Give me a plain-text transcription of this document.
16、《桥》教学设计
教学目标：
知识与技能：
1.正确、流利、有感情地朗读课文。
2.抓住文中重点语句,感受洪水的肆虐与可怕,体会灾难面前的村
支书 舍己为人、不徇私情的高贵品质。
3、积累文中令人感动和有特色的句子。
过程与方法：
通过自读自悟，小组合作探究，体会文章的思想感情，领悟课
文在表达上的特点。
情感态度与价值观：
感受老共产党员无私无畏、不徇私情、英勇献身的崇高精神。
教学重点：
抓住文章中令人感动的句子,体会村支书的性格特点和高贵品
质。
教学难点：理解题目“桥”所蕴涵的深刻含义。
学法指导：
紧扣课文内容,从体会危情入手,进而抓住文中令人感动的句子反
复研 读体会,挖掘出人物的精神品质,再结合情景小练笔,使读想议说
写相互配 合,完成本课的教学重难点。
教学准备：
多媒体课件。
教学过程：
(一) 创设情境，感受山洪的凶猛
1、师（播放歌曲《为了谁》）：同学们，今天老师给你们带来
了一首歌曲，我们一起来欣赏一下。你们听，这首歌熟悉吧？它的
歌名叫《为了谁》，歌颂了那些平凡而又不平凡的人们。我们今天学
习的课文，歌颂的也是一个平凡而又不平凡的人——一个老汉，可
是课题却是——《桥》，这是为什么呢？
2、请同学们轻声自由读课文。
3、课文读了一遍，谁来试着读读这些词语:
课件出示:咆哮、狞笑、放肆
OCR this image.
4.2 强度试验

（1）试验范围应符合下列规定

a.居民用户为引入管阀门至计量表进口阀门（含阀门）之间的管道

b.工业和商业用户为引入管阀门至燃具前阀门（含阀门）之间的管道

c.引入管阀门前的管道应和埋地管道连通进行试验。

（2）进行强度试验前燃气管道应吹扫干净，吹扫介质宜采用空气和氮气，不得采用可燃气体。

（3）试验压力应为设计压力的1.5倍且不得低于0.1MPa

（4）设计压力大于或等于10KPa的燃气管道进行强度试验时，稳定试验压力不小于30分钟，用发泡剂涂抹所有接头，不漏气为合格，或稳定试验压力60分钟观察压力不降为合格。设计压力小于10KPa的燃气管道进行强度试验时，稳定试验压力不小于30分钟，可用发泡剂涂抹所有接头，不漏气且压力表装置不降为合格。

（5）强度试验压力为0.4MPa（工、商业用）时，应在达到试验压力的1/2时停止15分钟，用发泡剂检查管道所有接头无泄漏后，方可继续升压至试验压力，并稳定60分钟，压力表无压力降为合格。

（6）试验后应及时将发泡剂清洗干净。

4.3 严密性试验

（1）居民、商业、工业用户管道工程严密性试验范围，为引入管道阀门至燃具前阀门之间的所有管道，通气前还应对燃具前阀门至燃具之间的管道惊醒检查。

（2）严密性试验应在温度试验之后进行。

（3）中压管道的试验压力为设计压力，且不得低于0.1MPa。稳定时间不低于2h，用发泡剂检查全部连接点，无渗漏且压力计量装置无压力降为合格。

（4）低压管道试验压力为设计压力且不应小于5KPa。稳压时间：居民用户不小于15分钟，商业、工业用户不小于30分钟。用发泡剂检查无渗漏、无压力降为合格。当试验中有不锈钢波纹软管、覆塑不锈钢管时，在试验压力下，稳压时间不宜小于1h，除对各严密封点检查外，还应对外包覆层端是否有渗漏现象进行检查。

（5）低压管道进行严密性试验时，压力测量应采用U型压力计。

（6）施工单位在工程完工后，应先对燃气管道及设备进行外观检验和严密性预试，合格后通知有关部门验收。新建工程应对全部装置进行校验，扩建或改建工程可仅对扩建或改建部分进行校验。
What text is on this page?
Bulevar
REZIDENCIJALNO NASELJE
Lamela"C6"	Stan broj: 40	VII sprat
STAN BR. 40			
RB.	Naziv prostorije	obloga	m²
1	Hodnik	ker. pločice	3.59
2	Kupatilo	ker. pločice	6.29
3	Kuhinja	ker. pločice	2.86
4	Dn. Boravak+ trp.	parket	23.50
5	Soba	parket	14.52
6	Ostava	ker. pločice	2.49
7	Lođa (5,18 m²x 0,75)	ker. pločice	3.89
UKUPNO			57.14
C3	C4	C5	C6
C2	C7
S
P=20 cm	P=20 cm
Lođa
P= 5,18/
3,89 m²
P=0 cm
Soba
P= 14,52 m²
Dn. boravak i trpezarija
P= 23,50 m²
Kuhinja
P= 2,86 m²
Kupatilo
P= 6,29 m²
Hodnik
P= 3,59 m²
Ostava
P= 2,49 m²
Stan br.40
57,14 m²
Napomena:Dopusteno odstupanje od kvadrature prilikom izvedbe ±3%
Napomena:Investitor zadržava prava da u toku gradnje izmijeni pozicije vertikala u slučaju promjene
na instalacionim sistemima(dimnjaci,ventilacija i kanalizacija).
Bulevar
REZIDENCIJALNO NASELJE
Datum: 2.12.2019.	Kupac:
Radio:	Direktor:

**Stated task**. Display every line of the listing that contains the string "parket".

**Answer below**.
4	Dn. Boravak+ trp.	parket	23.50
5	Soba	parket	14.52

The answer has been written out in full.